▸ **Data entries for graphics**
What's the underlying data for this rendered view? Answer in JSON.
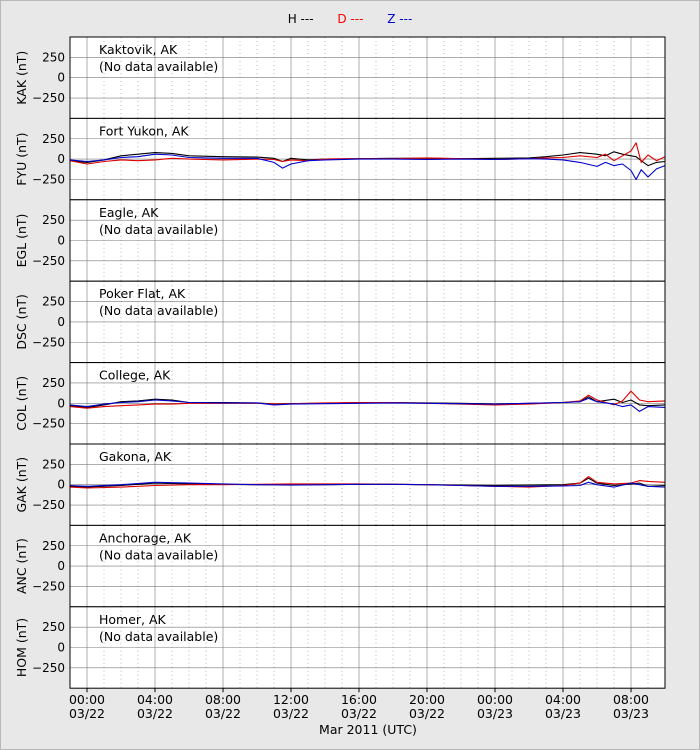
{
  "legend": [
    {
      "label": "H ---",
      "color": "#000000"
    },
    {
      "label": "D ---",
      "color": "#ff0000"
    },
    {
      "label": "Z ---",
      "color": "#0000cc"
    }
  ],
  "colors": {
    "H": "#000000",
    "D": "#dd0000",
    "Z": "#0000cc",
    "panel_bg": "#ffffff",
    "figure_bg": "#e8e8e8"
  },
  "chart_data": {
    "type": "line",
    "xlabel": "Mar 2011 (UTC)",
    "x_range_hours": [
      -1,
      34
    ],
    "x_ticks": [
      {
        "hour": 0,
        "time": "00:00",
        "date": "03/22"
      },
      {
        "hour": 4,
        "time": "04:00",
        "date": "03/22"
      },
      {
        "hour": 8,
        "time": "08:00",
        "date": "03/22"
      },
      {
        "hour": 12,
        "time": "12:00",
        "date": "03/22"
      },
      {
        "hour": 16,
        "time": "16:00",
        "date": "03/22"
      },
      {
        "hour": 20,
        "time": "20:00",
        "date": "03/22"
      },
      {
        "hour": 24,
        "time": "00:00",
        "date": "03/23"
      },
      {
        "hour": 28,
        "time": "04:00",
        "date": "03/23"
      },
      {
        "hour": 32,
        "time": "08:00",
        "date": "03/23"
      }
    ],
    "ylim": [
      -500,
      500
    ],
    "y_ticks": [
      250,
      0,
      -250
    ],
    "y_tick_labels": [
      "250",
      "0",
      "−250"
    ],
    "grid": true,
    "panels": [
      {
        "code": "KAK",
        "ylabel": "KAK (nT)",
        "station": "Kaktovik, AK",
        "note": "(No data available)",
        "series": []
      },
      {
        "code": "FYU",
        "ylabel": "FYU (nT)",
        "station": "Fort Yukon, AK",
        "note": "",
        "series": [
          {
            "name": "H",
            "x": [
              -1,
              0,
              1,
              2,
              3,
              4,
              5,
              6,
              8,
              10,
              11,
              11.5,
              12,
              13,
              14,
              16,
              18,
              20,
              22,
              24,
              26,
              27,
              28,
              29,
              30,
              30.5,
              31,
              31.5,
              32,
              32.3,
              32.6,
              33,
              33.5,
              34
            ],
            "y": [
              -20,
              -40,
              -10,
              40,
              60,
              80,
              70,
              40,
              30,
              25,
              10,
              -30,
              10,
              -10,
              0,
              5,
              10,
              10,
              5,
              10,
              15,
              30,
              50,
              80,
              60,
              40,
              90,
              60,
              40,
              30,
              -20,
              -80,
              -40,
              -30
            ]
          },
          {
            "name": "D",
            "x": [
              -1,
              0,
              1,
              2,
              3,
              4,
              5,
              6,
              8,
              10,
              11,
              11.5,
              12,
              13,
              14,
              16,
              18,
              20,
              22,
              24,
              26,
              27,
              28,
              29,
              30,
              30.5,
              31,
              31.5,
              32,
              32.3,
              32.6,
              33,
              33.5,
              34
            ],
            "y": [
              -20,
              -60,
              -30,
              -10,
              -20,
              -10,
              10,
              0,
              -10,
              0,
              -5,
              -30,
              -10,
              -20,
              0,
              5,
              5,
              15,
              5,
              -5,
              5,
              15,
              20,
              40,
              20,
              60,
              -20,
              40,
              100,
              200,
              -40,
              50,
              -20,
              30
            ]
          },
          {
            "name": "Z",
            "x": [
              -1,
              0,
              1,
              2,
              3,
              4,
              5,
              6,
              8,
              10,
              11,
              11.5,
              12,
              13,
              14,
              16,
              18,
              20,
              22,
              24,
              26,
              27,
              28,
              29,
              30,
              30.5,
              31,
              31.5,
              32,
              32.3,
              32.6,
              33,
              33.5,
              34
            ],
            "y": [
              -10,
              -30,
              -10,
              20,
              30,
              60,
              50,
              20,
              10,
              10,
              -40,
              -110,
              -60,
              -20,
              -10,
              0,
              0,
              -5,
              0,
              -5,
              5,
              0,
              -10,
              -40,
              -90,
              -40,
              -80,
              -60,
              -140,
              -250,
              -130,
              -220,
              -120,
              -80
            ]
          }
        ]
      },
      {
        "code": "EGL",
        "ylabel": "EGL (nT)",
        "station": "Eagle, AK",
        "note": "(No data available)",
        "series": []
      },
      {
        "code": "DSC",
        "ylabel": "DSC (nT)",
        "station": "Poker Flat, AK",
        "note": "(No data available)",
        "series": []
      },
      {
        "code": "COL",
        "ylabel": "COL (nT)",
        "station": "College, AK",
        "note": "",
        "series": [
          {
            "name": "H",
            "x": [
              -1,
              0,
              1,
              2,
              3,
              4,
              5,
              6,
              8,
              10,
              11,
              12,
              14,
              16,
              18,
              20,
              22,
              24,
              26,
              27,
              28,
              29,
              29.5,
              30,
              31,
              31.5,
              32,
              32.5,
              33,
              34
            ],
            "y": [
              -30,
              -50,
              -20,
              20,
              30,
              50,
              40,
              10,
              10,
              5,
              -10,
              -5,
              0,
              10,
              10,
              5,
              0,
              -10,
              0,
              5,
              10,
              20,
              80,
              20,
              50,
              10,
              40,
              -20,
              -30,
              -20
            ]
          },
          {
            "name": "D",
            "x": [
              -1,
              0,
              1,
              2,
              3,
              4,
              5,
              6,
              8,
              10,
              11,
              12,
              14,
              16,
              18,
              20,
              22,
              24,
              26,
              27,
              28,
              29,
              29.5,
              30,
              31,
              31.5,
              32,
              32.5,
              33,
              34
            ],
            "y": [
              -40,
              -60,
              -40,
              -30,
              -20,
              -10,
              -10,
              0,
              0,
              0,
              -10,
              -5,
              5,
              10,
              10,
              0,
              -10,
              -20,
              -10,
              0,
              10,
              30,
              100,
              40,
              -20,
              30,
              150,
              40,
              20,
              30
            ]
          },
          {
            "name": "Z",
            "x": [
              -1,
              0,
              1,
              2,
              3,
              4,
              5,
              6,
              8,
              10,
              11,
              12,
              14,
              16,
              18,
              20,
              22,
              24,
              26,
              27,
              28,
              29,
              29.5,
              30,
              31,
              31.5,
              32,
              32.5,
              33,
              34
            ],
            "y": [
              -20,
              -40,
              -10,
              10,
              20,
              40,
              30,
              10,
              5,
              5,
              -20,
              -10,
              -5,
              0,
              5,
              0,
              -5,
              -10,
              0,
              5,
              10,
              20,
              60,
              20,
              -10,
              -40,
              -20,
              -100,
              -40,
              -50
            ]
          }
        ]
      },
      {
        "code": "GAK",
        "ylabel": "GAK (nT)",
        "station": "Gakona, AK",
        "note": "",
        "series": [
          {
            "name": "H",
            "x": [
              -1,
              0,
              2,
              4,
              6,
              8,
              10,
              12,
              14,
              16,
              18,
              20,
              22,
              24,
              26,
              28,
              29,
              29.5,
              30,
              31,
              32,
              32.5,
              33,
              34
            ],
            "y": [
              -20,
              -30,
              -10,
              20,
              10,
              5,
              0,
              0,
              0,
              5,
              5,
              0,
              -5,
              -10,
              -5,
              0,
              20,
              80,
              20,
              -10,
              10,
              20,
              -20,
              -10
            ]
          },
          {
            "name": "D",
            "x": [
              -1,
              0,
              2,
              4,
              6,
              8,
              10,
              12,
              14,
              16,
              18,
              20,
              22,
              24,
              26,
              28,
              29,
              29.5,
              30,
              31,
              32,
              32.5,
              33,
              34
            ],
            "y": [
              -30,
              -40,
              -30,
              -10,
              0,
              0,
              5,
              10,
              10,
              10,
              5,
              0,
              -10,
              -20,
              -30,
              -10,
              20,
              100,
              30,
              10,
              20,
              50,
              40,
              30
            ]
          },
          {
            "name": "Z",
            "x": [
              -1,
              0,
              2,
              4,
              6,
              8,
              10,
              12,
              14,
              16,
              18,
              20,
              22,
              24,
              26,
              28,
              29,
              29.5,
              30,
              31,
              32,
              32.5,
              33,
              34
            ],
            "y": [
              -10,
              -20,
              0,
              30,
              20,
              10,
              0,
              -5,
              0,
              5,
              5,
              0,
              -10,
              -20,
              -20,
              -15,
              -10,
              30,
              0,
              -30,
              20,
              0,
              -20,
              -30
            ]
          }
        ]
      },
      {
        "code": "ANC",
        "ylabel": "ANC (nT)",
        "station": "Anchorage, AK",
        "note": "(No data available)",
        "series": []
      },
      {
        "code": "HOM",
        "ylabel": "HOM (nT)",
        "station": "Homer, AK",
        "note": "(No data available)",
        "series": []
      }
    ]
  }
}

▸ **What the exercise asks**
Check every line of the data above for the string "ylabel", and copy those that have it.

▸ **Completed task**
        "ylabel": "KAK (nT)",
        "ylabel": "FYU (nT)",
        "ylabel": "EGL (nT)",
        "ylabel": "DSC (nT)",
        "ylabel": "COL (nT)",
        "ylabel": "GAK (nT)",
        "ylabel": "ANC (nT)",
        "ylabel": "HOM (nT)",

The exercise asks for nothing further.